--- start ---

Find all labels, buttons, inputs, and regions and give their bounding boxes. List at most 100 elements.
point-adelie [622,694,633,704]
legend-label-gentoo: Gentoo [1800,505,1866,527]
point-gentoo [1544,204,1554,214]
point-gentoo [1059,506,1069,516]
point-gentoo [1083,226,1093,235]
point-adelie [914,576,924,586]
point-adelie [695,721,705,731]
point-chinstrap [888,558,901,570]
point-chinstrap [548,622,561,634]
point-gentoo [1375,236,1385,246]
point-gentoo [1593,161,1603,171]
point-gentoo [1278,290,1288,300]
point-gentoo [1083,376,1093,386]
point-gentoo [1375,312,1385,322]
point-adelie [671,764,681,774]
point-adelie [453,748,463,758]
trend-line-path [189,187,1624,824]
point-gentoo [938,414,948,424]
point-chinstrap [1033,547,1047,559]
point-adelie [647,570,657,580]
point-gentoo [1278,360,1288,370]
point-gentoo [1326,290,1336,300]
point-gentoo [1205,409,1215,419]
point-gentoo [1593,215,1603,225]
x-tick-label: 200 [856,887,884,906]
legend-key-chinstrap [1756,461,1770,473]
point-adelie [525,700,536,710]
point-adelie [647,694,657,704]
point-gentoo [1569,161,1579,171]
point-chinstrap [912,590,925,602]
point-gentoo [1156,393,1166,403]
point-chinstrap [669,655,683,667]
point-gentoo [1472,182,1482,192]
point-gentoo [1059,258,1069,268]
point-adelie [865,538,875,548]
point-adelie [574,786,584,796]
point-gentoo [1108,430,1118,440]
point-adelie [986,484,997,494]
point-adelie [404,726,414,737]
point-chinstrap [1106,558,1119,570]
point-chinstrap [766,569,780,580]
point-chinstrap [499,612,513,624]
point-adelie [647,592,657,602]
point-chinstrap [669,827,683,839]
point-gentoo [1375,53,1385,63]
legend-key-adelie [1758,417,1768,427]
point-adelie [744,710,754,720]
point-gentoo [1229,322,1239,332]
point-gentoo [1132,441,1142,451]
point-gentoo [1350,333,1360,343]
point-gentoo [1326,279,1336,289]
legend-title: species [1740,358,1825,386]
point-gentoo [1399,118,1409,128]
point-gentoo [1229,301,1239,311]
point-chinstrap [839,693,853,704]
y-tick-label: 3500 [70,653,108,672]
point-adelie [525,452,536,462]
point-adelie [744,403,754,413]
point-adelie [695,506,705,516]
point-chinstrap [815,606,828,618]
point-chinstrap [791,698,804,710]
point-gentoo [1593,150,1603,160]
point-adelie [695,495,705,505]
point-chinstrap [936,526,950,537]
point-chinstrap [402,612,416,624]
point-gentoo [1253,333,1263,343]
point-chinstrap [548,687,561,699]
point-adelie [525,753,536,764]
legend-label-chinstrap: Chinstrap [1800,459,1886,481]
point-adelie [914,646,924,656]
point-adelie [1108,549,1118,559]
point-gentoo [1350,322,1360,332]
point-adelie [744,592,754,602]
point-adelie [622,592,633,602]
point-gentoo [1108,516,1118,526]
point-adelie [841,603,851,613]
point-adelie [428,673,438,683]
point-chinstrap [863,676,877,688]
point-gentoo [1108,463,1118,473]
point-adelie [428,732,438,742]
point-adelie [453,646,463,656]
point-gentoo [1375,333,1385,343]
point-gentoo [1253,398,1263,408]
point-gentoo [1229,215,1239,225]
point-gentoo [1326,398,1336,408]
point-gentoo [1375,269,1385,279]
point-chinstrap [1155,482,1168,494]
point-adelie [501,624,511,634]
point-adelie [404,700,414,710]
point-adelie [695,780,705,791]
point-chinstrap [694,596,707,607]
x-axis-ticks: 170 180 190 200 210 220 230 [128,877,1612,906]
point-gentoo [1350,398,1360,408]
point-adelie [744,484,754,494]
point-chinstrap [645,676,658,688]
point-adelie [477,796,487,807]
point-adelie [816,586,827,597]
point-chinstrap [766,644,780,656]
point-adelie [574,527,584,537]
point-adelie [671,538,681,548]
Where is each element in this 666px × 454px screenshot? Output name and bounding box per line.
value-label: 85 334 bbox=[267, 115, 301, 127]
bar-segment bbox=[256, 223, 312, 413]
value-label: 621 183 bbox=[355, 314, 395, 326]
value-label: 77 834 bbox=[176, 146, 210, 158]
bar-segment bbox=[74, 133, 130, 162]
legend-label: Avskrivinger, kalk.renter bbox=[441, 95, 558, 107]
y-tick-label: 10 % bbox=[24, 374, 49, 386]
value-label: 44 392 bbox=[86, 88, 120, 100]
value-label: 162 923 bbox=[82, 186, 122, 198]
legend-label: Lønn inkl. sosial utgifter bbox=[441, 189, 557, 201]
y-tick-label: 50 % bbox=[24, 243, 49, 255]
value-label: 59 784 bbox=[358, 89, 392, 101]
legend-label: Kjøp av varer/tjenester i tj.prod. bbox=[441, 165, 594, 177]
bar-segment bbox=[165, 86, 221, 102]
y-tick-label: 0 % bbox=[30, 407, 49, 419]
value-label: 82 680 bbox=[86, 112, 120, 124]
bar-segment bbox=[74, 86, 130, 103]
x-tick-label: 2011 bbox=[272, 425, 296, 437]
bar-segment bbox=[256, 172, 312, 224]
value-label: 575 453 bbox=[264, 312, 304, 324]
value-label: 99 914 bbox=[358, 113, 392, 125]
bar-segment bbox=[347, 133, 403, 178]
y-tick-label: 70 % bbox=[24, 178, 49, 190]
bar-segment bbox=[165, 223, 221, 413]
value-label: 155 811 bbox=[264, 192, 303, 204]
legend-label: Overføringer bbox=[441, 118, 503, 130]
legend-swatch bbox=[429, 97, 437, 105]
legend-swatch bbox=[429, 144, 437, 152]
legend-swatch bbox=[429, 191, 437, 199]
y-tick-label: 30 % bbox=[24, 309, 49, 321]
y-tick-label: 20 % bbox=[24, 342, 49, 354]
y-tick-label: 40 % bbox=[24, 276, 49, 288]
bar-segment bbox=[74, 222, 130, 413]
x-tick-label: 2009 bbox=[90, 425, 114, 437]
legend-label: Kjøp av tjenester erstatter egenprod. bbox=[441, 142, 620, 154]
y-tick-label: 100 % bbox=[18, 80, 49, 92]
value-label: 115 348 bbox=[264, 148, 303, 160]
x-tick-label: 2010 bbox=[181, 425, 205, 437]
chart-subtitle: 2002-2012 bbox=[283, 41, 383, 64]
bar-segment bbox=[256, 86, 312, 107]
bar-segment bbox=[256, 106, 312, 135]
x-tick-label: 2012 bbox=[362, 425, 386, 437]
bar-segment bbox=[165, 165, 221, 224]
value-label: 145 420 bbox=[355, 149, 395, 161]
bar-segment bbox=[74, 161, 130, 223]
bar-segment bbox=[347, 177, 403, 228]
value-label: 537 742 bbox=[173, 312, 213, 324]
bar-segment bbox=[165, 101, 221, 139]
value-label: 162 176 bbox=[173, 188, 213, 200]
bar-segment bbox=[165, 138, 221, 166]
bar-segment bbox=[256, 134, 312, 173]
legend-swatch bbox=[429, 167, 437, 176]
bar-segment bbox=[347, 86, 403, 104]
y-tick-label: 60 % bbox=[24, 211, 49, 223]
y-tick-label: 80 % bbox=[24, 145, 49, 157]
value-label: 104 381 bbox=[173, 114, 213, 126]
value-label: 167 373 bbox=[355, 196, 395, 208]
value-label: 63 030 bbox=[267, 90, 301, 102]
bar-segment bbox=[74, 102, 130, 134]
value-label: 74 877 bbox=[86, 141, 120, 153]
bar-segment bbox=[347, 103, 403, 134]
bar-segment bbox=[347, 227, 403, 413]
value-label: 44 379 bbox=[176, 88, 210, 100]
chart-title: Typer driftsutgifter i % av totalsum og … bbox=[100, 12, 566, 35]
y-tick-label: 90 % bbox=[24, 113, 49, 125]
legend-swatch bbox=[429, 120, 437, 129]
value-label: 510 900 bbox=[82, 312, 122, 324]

--- end ---

Written instruction.
Arrange everything from the start of the entries above down to the line containing "point-adelie [525,753,536,764]", inclusive, as a Markdown table with columns No. and Line. Number each row and leave out any blank lines.

Result of the task.
| No. | Line |
|---|---|
| 1 | Find all labels, buttons, inputs, and regions and give their bounding boxes. List at most 100 elements. |
| 2 | point-adelie [622,694,633,704] |
| 3 | legend-label-gentoo: Gentoo [1800,505,1866,527] |
| 4 | point-gentoo [1544,204,1554,214] |
| 5 | point-gentoo [1059,506,1069,516] |
| 6 | point-gentoo [1083,226,1093,235] |
| 7 | point-adelie [914,576,924,586] |
| 8 | point-adelie [695,721,705,731] |
| 9 | point-chinstrap [888,558,901,570] |
| 10 | point-chinstrap [548,622,561,634] |
| 11 | point-gentoo [1375,236,1385,246] |
| 12 | point-gentoo [1593,161,1603,171] |
| 13 | point-gentoo [1278,290,1288,300] |
| 14 | point-gentoo [1083,376,1093,386] |
| 15 | point-gentoo [1375,312,1385,322] |
| 16 | point-adelie [671,764,681,774] |
| 17 | point-adelie [453,748,463,758] |
| 18 | trend-line-path [189,187,1624,824] |
| 19 | point-gentoo [938,414,948,424] |
| 20 | point-chinstrap [1033,547,1047,559] |
| 21 | point-adelie [647,570,657,580] |
| 22 | point-gentoo [1278,360,1288,370] |
| 23 | point-gentoo [1326,290,1336,300] |
| 24 | point-gentoo [1205,409,1215,419] |
| 25 | point-gentoo [1593,215,1603,225] |
| 26 | x-tick-label: 200 [856,887,884,906] |
| 27 | legend-key-chinstrap [1756,461,1770,473] |
| 28 | point-adelie [525,700,536,710] |
| 29 | point-adelie [647,694,657,704] |
| 30 | point-gentoo [1569,161,1579,171] |
| 31 | point-chinstrap [912,590,925,602] |
| 32 | point-gentoo [1156,393,1166,403] |
| 33 | point-chinstrap [669,655,683,667] |
| 34 | point-gentoo [1472,182,1482,192] |
| 35 | point-gentoo [1059,258,1069,268] |
| 36 | point-adelie [865,538,875,548] |
| 37 | point-adelie [574,786,584,796] |
| 38 | point-gentoo [1108,430,1118,440] |
| 39 | point-adelie [986,484,997,494] |
| 40 | point-adelie [404,726,414,737] |
| 41 | point-chinstrap [1106,558,1119,570] |
| 42 | point-chinstrap [766,569,780,580] |
| 43 | point-chinstrap [499,612,513,624] |
| 44 | point-adelie [647,592,657,602] |
| 45 | point-chinstrap [669,827,683,839] |
| 46 | point-gentoo [1375,53,1385,63] |
| 47 | legend-key-adelie [1758,417,1768,427] |
| 48 | point-adelie [744,710,754,720] |
| 49 | point-gentoo [1229,322,1239,332] |
| 50 | point-gentoo [1132,441,1142,451] |
| 51 | point-gentoo [1350,333,1360,343] |
| 52 | point-gentoo [1326,279,1336,289] |
| 53 | legend-title: species [1740,358,1825,386] |
| 54 | point-gentoo [1399,118,1409,128] |
| 55 | point-gentoo [1229,301,1239,311] |
| 56 | point-chinstrap [839,693,853,704] |
| 57 | y-tick-label: 3500 [70,653,108,672] |
| 58 | point-adelie [525,452,536,462] |
| 59 | point-adelie [744,403,754,413] |
| 60 | point-adelie [695,506,705,516] |
| 61 | point-chinstrap [815,606,828,618] |
| 62 | point-chinstrap [791,698,804,710] |
| 63 | point-gentoo [1593,150,1603,160] |
| 64 | point-adelie [695,495,705,505] |
| 65 | point-chinstrap [936,526,950,537] |
| 66 | point-chinstrap [402,612,416,624] |
| 67 | point-gentoo [1253,333,1263,343] |
| 68 | point-chinstrap [548,687,561,699] |
| 69 | point-adelie [525,753,536,764] |